> [Task to carry out]
Please present all of the lines below as a numbered list, skipping any blank lines and omitting the pictures.

> [Input data]
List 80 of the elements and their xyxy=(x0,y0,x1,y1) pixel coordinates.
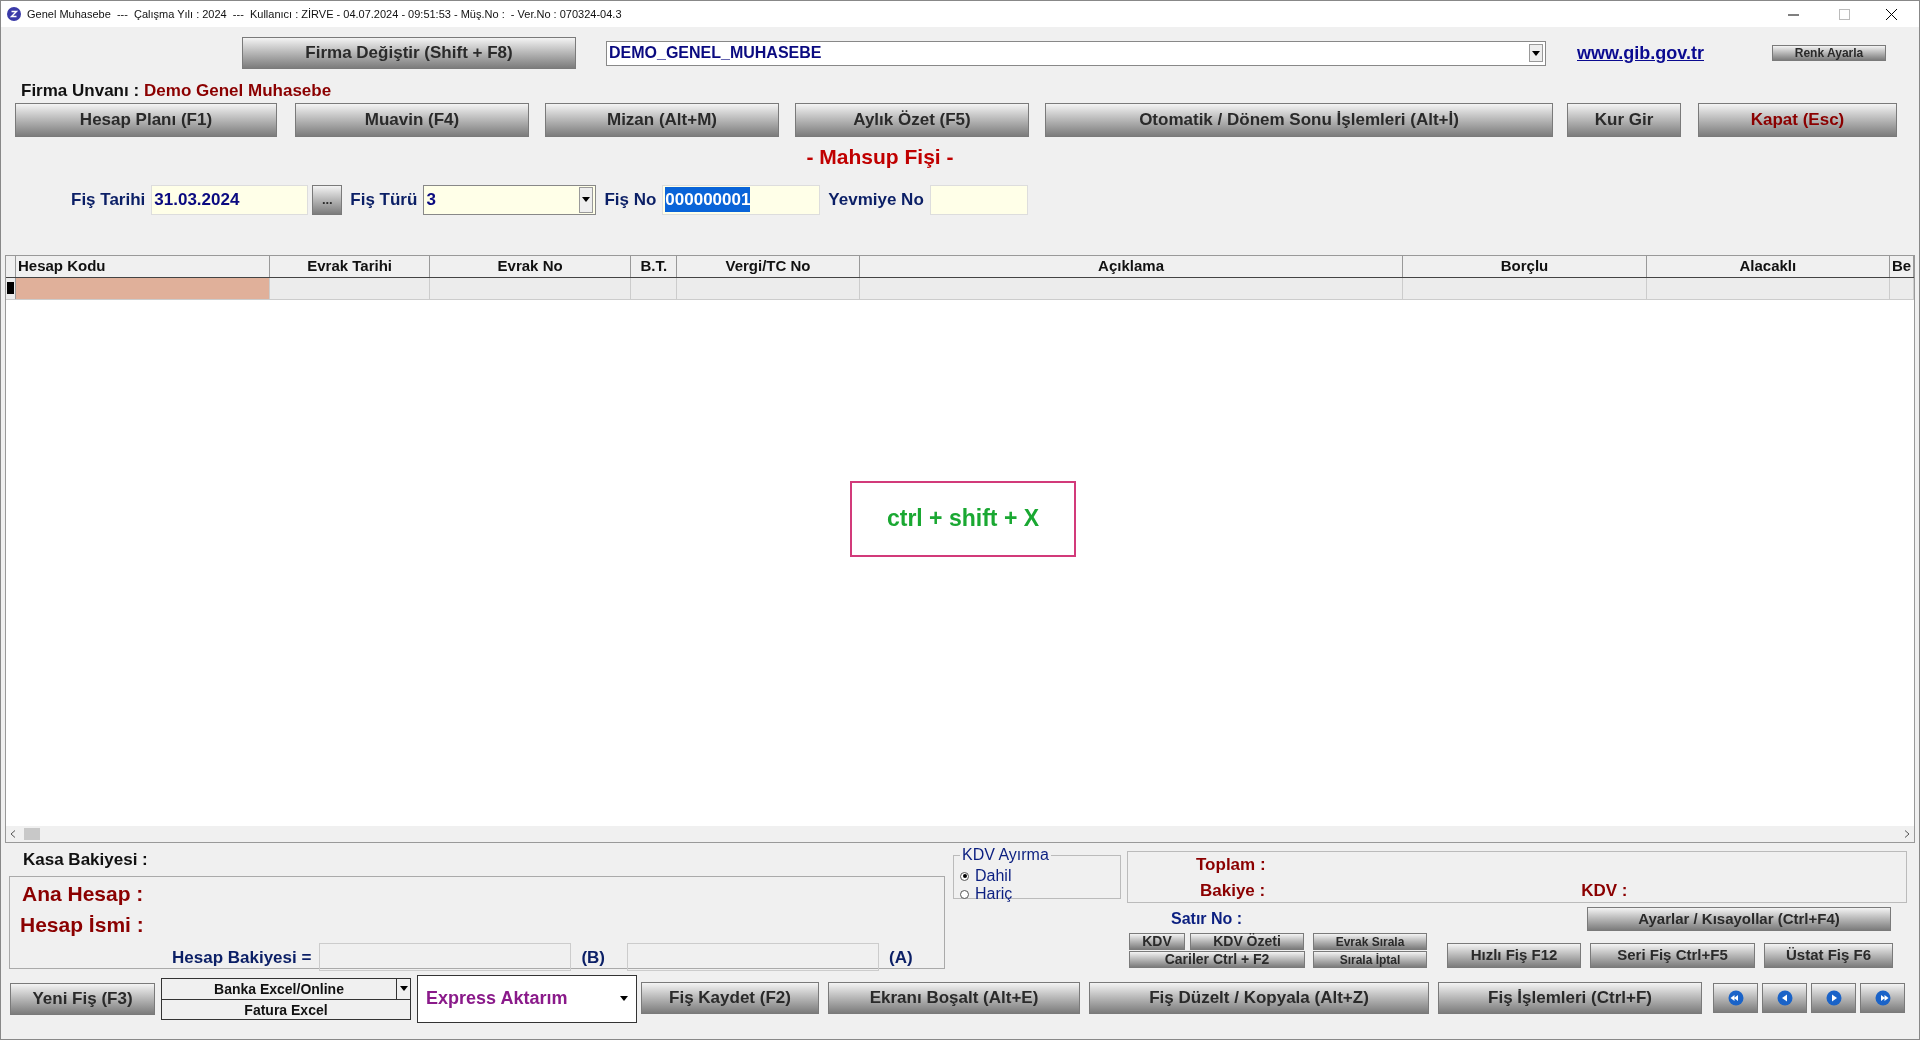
column-header: Evrak No xyxy=(429,255,632,277)
shortcut-hint: ctrl + shift + X xyxy=(886,504,1040,534)
voucher-mode-button[interactable]: Hızlı Fiş F12 xyxy=(1447,943,1581,968)
dropdown-arrow-icon xyxy=(1532,50,1540,56)
vat-split-legend: KDV Ayırma xyxy=(960,843,1051,867)
prev-record-button[interactable] xyxy=(1762,983,1807,1013)
bank-excel-option[interactable]: Banka Excel/Online xyxy=(162,978,396,999)
main-account-label: Ana Hesap : xyxy=(22,880,145,907)
scrollbar-thumb[interactable] xyxy=(24,828,40,840)
column-header: Alacaklı xyxy=(1646,255,1891,277)
voucher-action-button[interactable]: Fiş İşlemleri (Ctrl+F) xyxy=(1438,982,1702,1014)
nav-button[interactable]: Mizan (Alt+M) xyxy=(545,103,779,137)
voucher-mode-button[interactable]: Üstat Fiş F6 xyxy=(1764,943,1893,968)
scroll-right-icon[interactable] xyxy=(1904,830,1910,838)
nav-button[interactable]: Kapat (Esc) xyxy=(1698,103,1897,137)
horizontal-scrollbar[interactable] xyxy=(6,826,1914,842)
voucher-mode-button[interactable]: Seri Fiş Ctrl+F5 xyxy=(1590,943,1755,968)
field-label: Yevmiye No xyxy=(828,188,924,211)
account-name-label: Hesap İsmi : xyxy=(20,912,145,938)
accounts-button[interactable]: Cariler Ctrl + F2 xyxy=(1129,951,1305,968)
cash-balance-label: Kasa Bakiyesi : xyxy=(23,849,149,871)
column-header: Açıklama xyxy=(859,255,1404,277)
window-title: Genel Muhasebe --- Çalışma Yılı : 2024 --- Kullanıcı : ZİRVE - 04.07.2024 - 09:51:53 - Müş.No : - Ver.No : 070324-04.3 xyxy=(27,6,622,22)
radio-button[interactable] xyxy=(960,889,969,899)
firma-change-button[interactable]: Firma Değiştir (Shift + F8) xyxy=(242,37,576,69)
row-number-label: Satır No : xyxy=(1171,909,1244,929)
dropdown-arrow-icon xyxy=(582,197,591,202)
website-link[interactable]: www.gib.gov.tr xyxy=(1577,39,1704,67)
cancel-sort-button[interactable]: Sırala İptal xyxy=(1313,951,1427,968)
vat-button[interactable]: KDV xyxy=(1129,933,1185,950)
column-header: B.T. xyxy=(631,255,678,277)
vat-label: KDV : xyxy=(1581,879,1628,902)
company-select[interactable]: DEMO_GENEL_MUHASEBE xyxy=(606,40,1546,66)
a-label: (A) xyxy=(889,947,913,969)
nav-button[interactable]: Aylık Özet (F5) xyxy=(795,103,1029,137)
app-logo-icon xyxy=(7,7,21,21)
close-icon[interactable] xyxy=(1886,8,1897,20)
dropdown-arrow-icon xyxy=(399,986,408,991)
company-name: Demo Genel Muhasebe xyxy=(144,80,332,103)
nav-button[interactable]: Kur Gir xyxy=(1567,103,1681,137)
dropdown-arrow-icon xyxy=(620,996,628,1001)
voucher-action-button[interactable]: Ekranı Boşalt (Alt+E) xyxy=(828,982,1080,1014)
field-label: Fiş No xyxy=(604,188,657,211)
input-field[interactable]: 000000001 xyxy=(662,184,821,215)
sort-documents-button[interactable]: Evrak Sırala xyxy=(1313,933,1427,950)
account-balance-label: Hesap Bakiyesi = xyxy=(172,947,312,969)
column-header: Vergi/TC No xyxy=(677,255,860,277)
field-label: Fiş Türü xyxy=(350,188,418,211)
first-record-button[interactable] xyxy=(1713,983,1758,1013)
new-voucher-button[interactable]: Yeni Fiş (F3) xyxy=(10,982,155,1015)
scroll-left-icon[interactable] xyxy=(10,830,16,838)
voucher-action-button[interactable]: Fiş Kaydet (F2) xyxy=(641,982,819,1014)
type-select[interactable]: 3 xyxy=(423,184,597,215)
company-label: Firma Unvanı : xyxy=(21,80,140,103)
radio-button[interactable] xyxy=(960,871,969,881)
column-header: Evrak Tarihi xyxy=(270,255,430,277)
form-title: - Mahsup Fişi - xyxy=(806,144,954,170)
column-header: Hesap Kodu xyxy=(15,255,271,277)
last-record-button[interactable] xyxy=(1860,983,1905,1013)
express-select[interactable]: Express Aktarım xyxy=(417,974,637,1023)
nav-button[interactable]: Hesap Planı (F1) xyxy=(15,103,277,137)
table-cell[interactable] xyxy=(15,277,271,299)
column-header: Borçlu xyxy=(1403,255,1647,277)
input-field[interactable]: 31.03.2024 xyxy=(151,184,309,215)
excel-dropdown[interactable]: Banka Excel/Online Fatura Excel xyxy=(161,977,411,1020)
column-header: Be xyxy=(1890,255,1914,277)
field-label: Fiş Tarihi xyxy=(71,188,146,211)
b-label: (B) xyxy=(581,947,605,969)
vat-summary-button[interactable]: KDV Özeti xyxy=(1190,933,1304,950)
nav-button[interactable]: Muavin (F4) xyxy=(295,103,529,137)
date-picker-button[interactable]: ... xyxy=(312,184,343,215)
total-label: Toplam : xyxy=(1196,854,1267,876)
voucher-action-button[interactable]: Fiş Düzelt / Kopyala (Alt+Z) xyxy=(1089,982,1429,1014)
nav-button[interactable]: Otomatik / Dönem Sonu İşlemleri (Alt+İ) xyxy=(1045,103,1553,137)
balance-label: Bakiye : xyxy=(1200,879,1266,902)
color-settings-button[interactable]: Renk Ayarla xyxy=(1772,45,1886,61)
invoice-excel-option[interactable]: Fatura Excel xyxy=(162,999,410,1021)
next-record-button[interactable] xyxy=(1811,983,1856,1013)
input-field[interactable] xyxy=(929,184,1028,215)
settings-shortcuts-button[interactable]: Ayarlar / Kısayollar (Ctrl+F4) xyxy=(1587,907,1891,931)
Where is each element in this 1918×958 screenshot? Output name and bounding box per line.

> [Right answer]
1. List 80 of the elements and their xyxy=(x0,y0,x1,y1) pixel coordinates.
2. column-header: Evrak No xyxy=(429,255,632,277)
3. shortcut-hint: ctrl + shift + X xyxy=(886,504,1040,534)
4. voucher-mode-button[interactable]: Hızlı Fiş F12 xyxy=(1447,943,1581,968)
5. dropdown-arrow-icon xyxy=(1532,50,1540,56)
6. vat-split-legend: KDV Ayırma xyxy=(960,843,1051,867)
7. prev-record-button[interactable] xyxy=(1762,983,1807,1013)
8. bank-excel-option[interactable]: Banka Excel/Online xyxy=(162,978,396,999)
9. main-account-label: Ana Hesap : xyxy=(22,880,145,907)
10. scrollbar-thumb[interactable] xyxy=(24,828,40,840)
11. column-header: Alacaklı xyxy=(1646,255,1891,277)
12. voucher-action-button[interactable]: Fiş İşlemleri (Ctrl+F) xyxy=(1438,982,1702,1014)
13. nav-button[interactable]: Mizan (Alt+M) xyxy=(545,103,779,137)
14. voucher-mode-button[interactable]: Üstat Fiş F6 xyxy=(1764,943,1893,968)
15. scroll-right-icon[interactable] xyxy=(1904,830,1910,838)
16. nav-button[interactable]: Kapat (Esc) xyxy=(1698,103,1897,137)
17. horizontal-scrollbar[interactable] xyxy=(6,826,1914,842)
18. voucher-mode-button[interactable]: Seri Fiş Ctrl+F5 xyxy=(1590,943,1755,968)
19. field-label: Yevmiye No xyxy=(828,188,924,211)
20. account-name-label: Hesap İsmi : xyxy=(20,912,145,938)
21. accounts-button[interactable]: Cariler Ctrl + F2 xyxy=(1129,951,1305,968)
22. cash-balance-label: Kasa Bakiyesi : xyxy=(23,849,149,871)
23. column-header: Açıklama xyxy=(859,255,1404,277)
24. window-title: Genel Muhasebe --- Çalışma Yılı : 2024 --- Kullanıcı : ZİRVE - 04.07.2024 - 09:51:53 - Müş.No : - Ver.No : 070324-04.3 xyxy=(27,6,622,22)
25. radio-button[interactable] xyxy=(960,889,969,899)
26. firma-change-button[interactable]: Firma Değiştir (Shift + F8) xyxy=(242,37,576,69)
27. row-number-label: Satır No : xyxy=(1171,909,1244,929)
28. dropdown-arrow-icon xyxy=(582,197,591,202)
29. website-link[interactable]: www.gib.gov.tr xyxy=(1577,39,1704,67)
30. cancel-sort-button[interactable]: Sırala İptal xyxy=(1313,951,1427,968)
31. vat-button[interactable]: KDV xyxy=(1129,933,1185,950)
32. column-header: B.T. xyxy=(631,255,678,277)
33. vat-label: KDV : xyxy=(1581,879,1628,902)
34. company-select[interactable]: DEMO_GENEL_MUHASEBE xyxy=(606,40,1546,66)
35. a-label: (A) xyxy=(889,947,913,969)
36. nav-button[interactable]: Aylık Özet (F5) xyxy=(795,103,1029,137)
37. app-logo-icon xyxy=(7,7,21,21)
38. close-icon[interactable] xyxy=(1886,8,1897,20)
39. dropdown-arrow-icon xyxy=(399,986,408,991)
40. company-name: Demo Genel Muhasebe xyxy=(144,80,332,103)
41. nav-button[interactable]: Kur Gir xyxy=(1567,103,1681,137)
42. dropdown-arrow-icon xyxy=(620,996,628,1001)
43. voucher-action-button[interactable]: Ekranı Boşalt (Alt+E) xyxy=(828,982,1080,1014)
44. field-label: Fiş No xyxy=(604,188,657,211)
45. input-field[interactable]: 000000001 xyxy=(662,184,821,215)
46. sort-documents-button[interactable]: Evrak Sırala xyxy=(1313,933,1427,950)
47. account-balance-label: Hesap Bakiyesi = xyxy=(172,947,312,969)
48. column-header: Vergi/TC No xyxy=(677,255,860,277)
49. field-label: Fiş Türü xyxy=(350,188,418,211)
50. first-record-button[interactable] xyxy=(1713,983,1758,1013)
51. new-voucher-button[interactable]: Yeni Fiş (F3) xyxy=(10,982,155,1015)
52. scroll-left-icon[interactable] xyxy=(10,830,16,838)
53. voucher-action-button[interactable]: Fiş Kaydet (F2) xyxy=(641,982,819,1014)
54. type-select[interactable]: 3 xyxy=(423,184,597,215)
55. company-label: Firma Unvanı : xyxy=(21,80,140,103)
56. radio-button[interactable] xyxy=(960,871,969,881)
57. column-header: Evrak Tarihi xyxy=(270,255,430,277)
58. form-title: - Mahsup Fişi - xyxy=(806,144,954,170)
59. column-header: Hesap Kodu xyxy=(15,255,271,277)
60. last-record-button[interactable] xyxy=(1860,983,1905,1013)
61. express-select[interactable]: Express Aktarım xyxy=(417,974,637,1023)
62. nav-button[interactable]: Hesap Planı (F1) xyxy=(15,103,277,137)
63. table-cell[interactable] xyxy=(15,277,271,299)
64. column-header: Borçlu xyxy=(1403,255,1647,277)
65. input-field[interactable]: 31.03.2024 xyxy=(151,184,309,215)
66. excel-dropdown[interactable]: Banka Excel/Online Fatura Excel xyxy=(161,977,411,1020)
67. column-header: Be xyxy=(1890,255,1914,277)
68. field-label: Fiş Tarihi xyxy=(71,188,146,211)
69. b-label: (B) xyxy=(581,947,605,969)
70. vat-summary-button[interactable]: KDV Özeti xyxy=(1190,933,1304,950)
71. nav-button[interactable]: Muavin (F4) xyxy=(295,103,529,137)
72. date-picker-button[interactable]: ... xyxy=(312,184,343,215)
73. total-label: Toplam : xyxy=(1196,854,1267,876)
74. voucher-action-button[interactable]: Fiş Düzelt / Kopyala (Alt+Z) xyxy=(1089,982,1429,1014)
75. nav-button[interactable]: Otomatik / Dönem Sonu İşlemleri (Alt+İ) xyxy=(1045,103,1553,137)
76. balance-label: Bakiye : xyxy=(1200,879,1266,902)
77. color-settings-button[interactable]: Renk Ayarla xyxy=(1772,45,1886,61)
78. invoice-excel-option[interactable]: Fatura Excel xyxy=(162,999,410,1021)
79. next-record-button[interactable] xyxy=(1811,983,1856,1013)
80. input-field[interactable] xyxy=(929,184,1028,215)
81. settings-shortcuts-button[interactable]: Ayarlar / Kısayollar (Ctrl+F4) xyxy=(1587,907,1891,931)
82. Where is each element in this 1918×958 screenshot? Output name and bounding box per line.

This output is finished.